RECORDS FOR THE TASK:
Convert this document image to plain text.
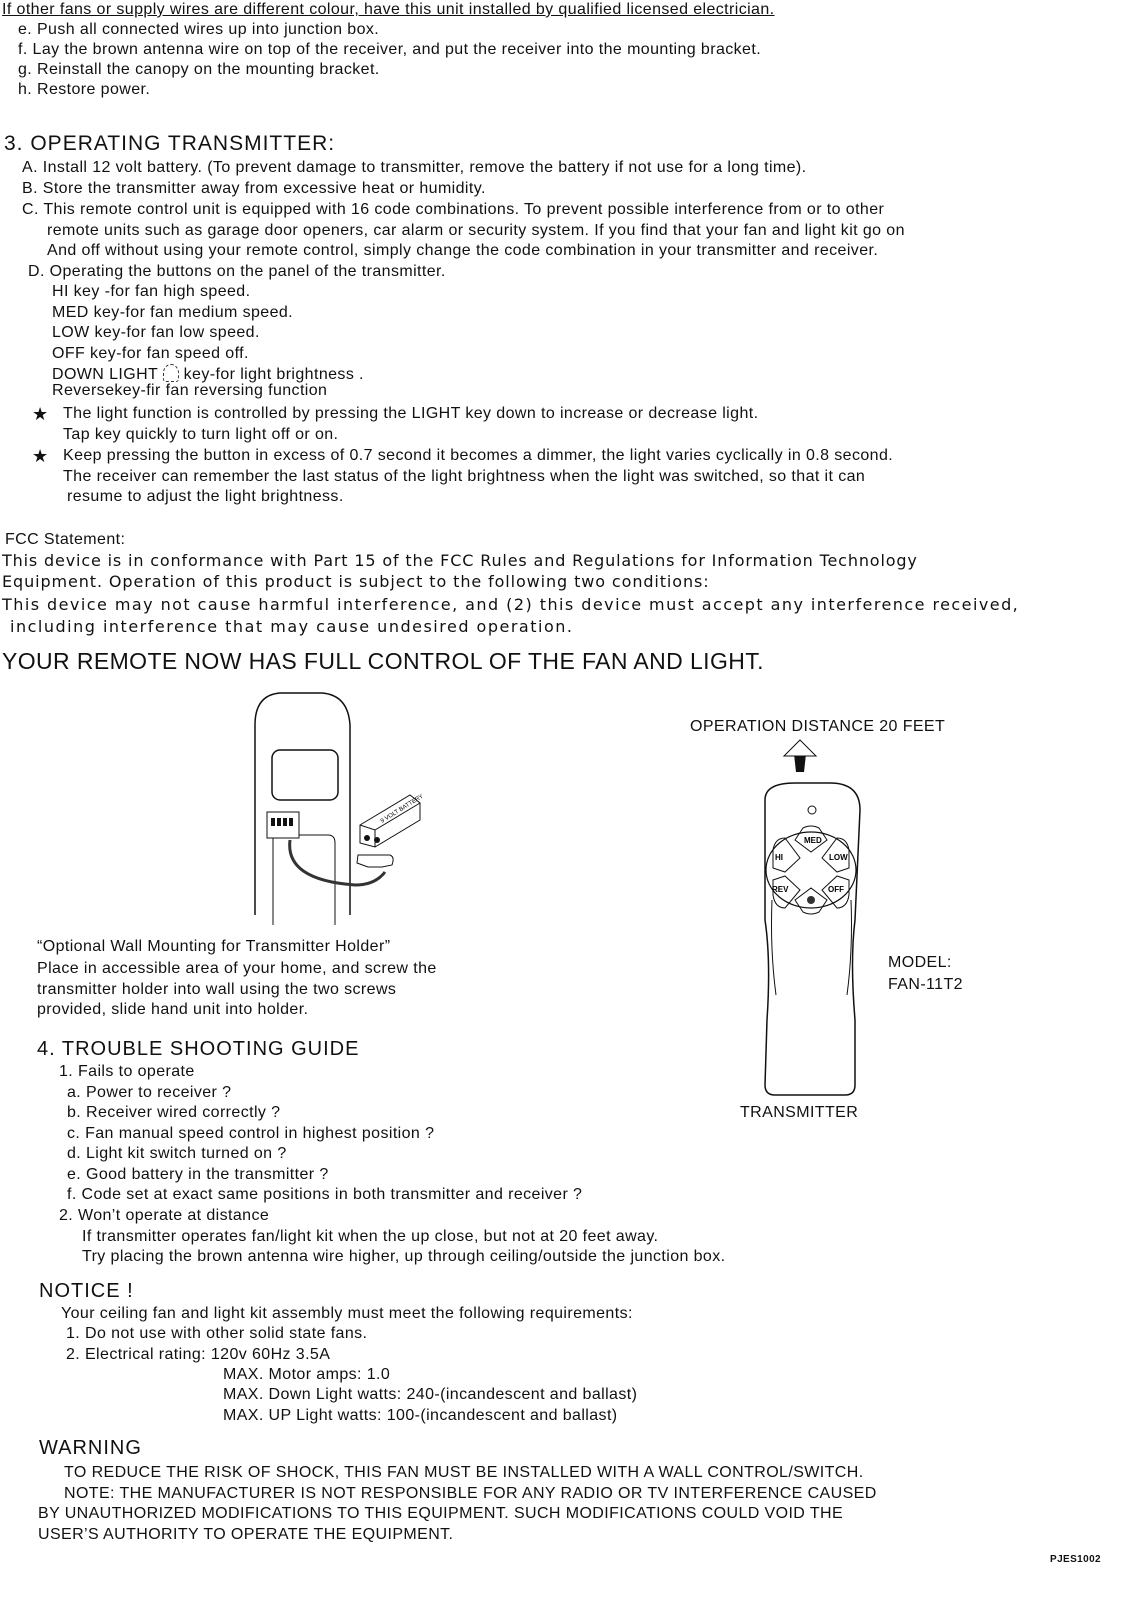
If other fans or supply wires are different colour, have this unit installed by qualified licensed electrician.
e. Push all connected wires up into junction box.
f. Lay the brown antenna wire on top of the receiver, and put the receiver into the mounting bracket.
g. Reinstall the canopy on the mounting bracket.
h. Restore power.
3. OPERATING TRANSMITTER:
A. Install 12 volt battery. (To prevent damage to transmitter, remove the battery if not use for a long time).
B. Store the transmitter away from excessive heat or humidity.
C. This remote control unit is equipped with 16 code combinations. To prevent possible interference from or to other
remote units such as garage door openers, car alarm or security system. If you find that your fan and light kit go on
And off without using your remote control, simply change the code combination in your transmitter and receiver.
D. Operating the buttons on the panel of the transmitter.
HI key -for fan high speed.
MED key-for fan medium speed.
LOW key-for fan low speed.
OFF key-for fan speed off.
DOWN LIGHT key-for light brightness .
Reversekey-fir fan reversing function
★ The light function is controlled by pressing the LIGHT key down to increase or decrease light.
Tap key quickly to turn light off or on.
★ Keep pressing the button in excess of 0.7 second it becomes a dimmer, the light varies cyclically in 0.8 second.
The receiver can remember the last status of the light brightness when the light was switched, so that it can
resume to adjust the light brightness.
FCC Statement:
This device is in conformance with Part 15 of the FCC Rules and Regulations for Information Technology
Equipment. Operation of this product is subject to the following two conditions:
This device may not cause harmful interference, and (2) this device must accept any interference received,
including interference that may cause undesired operation.
YOUR REMOTE NOW HAS FULL CONTROL OF THE FAN AND LIGHT.
9 VOLT BATTERY
OPERATION DISTANCE 20 FEET
MED
HI	LOW
REV	OFF
“Optional Wall Mounting for Transmitter Holder”
Place in accessible area of your home, and screw the
transmitter holder into wall using the two screws
provided, slide hand unit into holder.
MODEL:
FAN-11T2
TRANSMITTER
4. TROUBLE SHOOTING GUIDE
1. Fails to operate
a. Power to receiver ?
b. Receiver wired correctly ?
c. Fan manual speed control in highest position ?
d. Light kit switch turned on ?
e. Good battery in the transmitter ?
f. Code set at exact same positions in both transmitter and receiver ?
2. Won’t operate at distance
If transmitter operates fan/light kit when the up close, but not at 20 feet away.
Try placing the brown antenna wire higher, up through ceiling/outside the junction box.
NOTICE !
Your ceiling fan and light kit assembly must meet the following requirements:
1. Do not use with other solid state fans.
2. Electrical rating: 120v 60Hz 3.5A
MAX. Motor amps: 1.0
MAX. Down Light watts: 240-(incandescent and ballast)
MAX. UP Light watts: 100-(incandescent and ballast)
WARNING
TO REDUCE THE RISK OF SHOCK, THIS FAN MUST BE INSTALLED WITH A WALL CONTROL/SWITCH.
NOTE: THE MANUFACTURER IS NOT RESPONSIBLE FOR ANY RADIO OR TV INTERFERENCE CAUSED
BY UNAUTHORIZED MODIFICATIONS TO THIS EQUIPMENT. SUCH MODIFICATIONS COULD VOID THE
USER’S AUTHORITY TO OPERATE THE EQUIPMENT.
PJES1002
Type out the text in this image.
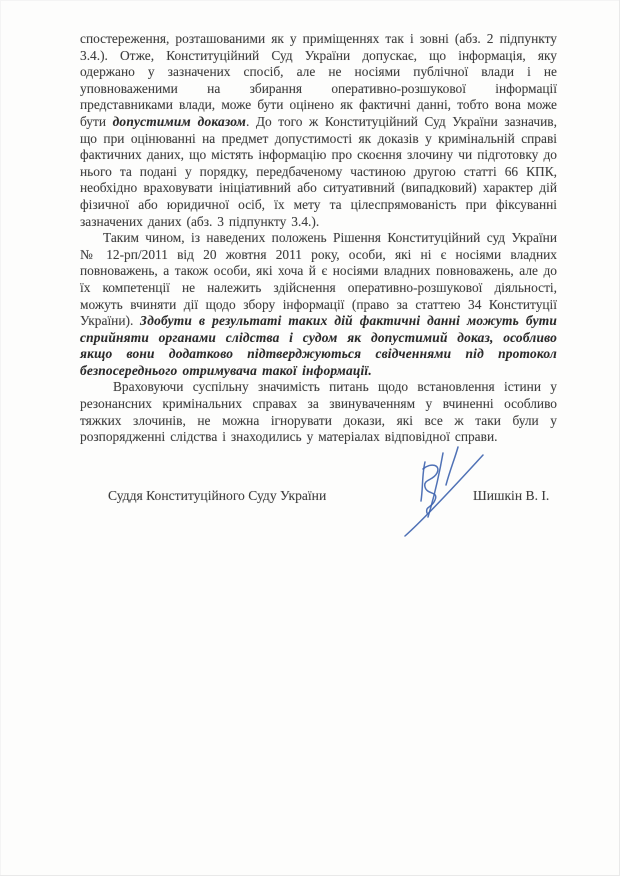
спостереження, розташованими як у приміщеннях так і зовні (абз. 2 підпункту 3.4.). Отже, Конституційний Суд України допускає, що інформація, яку одержано у зазначених спосіб, але не носіями публічної влади і не уповноваженими на збирання оперативно-розшукової інформації представниками влади, може бути оцінено як фактичні данні, тобто вона може бути допустимим доказом. До того ж Конституційний Суд України зазначив, що при оцінюванні на предмет допустимості як доказів у кримінальній справі фактичних даних, що містять інформацію про скоєння злочину чи підготовку до нього та подані у порядку, передбаченому частиною другою статті 66 КПК, необхідно враховувати ініціативний або ситуативний (випадковий) характер дій фізичної або юридичної осіб, їх мету та цілеспрямованість при фіксуванні зазначених даних (абз. 3 підпункту 3.4.).

Таким чином, із наведених положень Рішення Конституційний суд України № 12-рп/2011 від 20 жовтня 2011 року, особи, які ні є носіями владних повноважень, а також особи, які хоча й є носіями владних повноважень, але до їх компетенції не належить здійснення оперативно-розшукової діяльності, можуть вчиняти дії щодо збору інформації (право за статтею 34 Конституції України). Здобути в результаті таких дій фактичні данні можуть бути сприйняти органами слідства і судом як допустимий доказ, особливо якщо вони додатково підтверджуються свідченнями під протокол безпосереднього отримувача такої інформації.

Враховуючи суспільну значимість питань щодо встановлення істини у резонансних кримінальних справах за звинуваченням у вчиненні особливо тяжких злочинів, не можна ігнорувати докази, які все ж таки були у розпорядженні слідства і знаходились у матеріалах відповідної справи.

Суддя Конституційного Суду України	Шишкін В. І.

GOAL OF THE EXERCISE: In the entries above, locate every line with the word "ceiling" and copy it.

CORRECT RESULT:
Try placing the brown antenna wire higher, up through ceiling/outside the junction box.
Your ceiling fan and light kit assembly must meet the following requirements:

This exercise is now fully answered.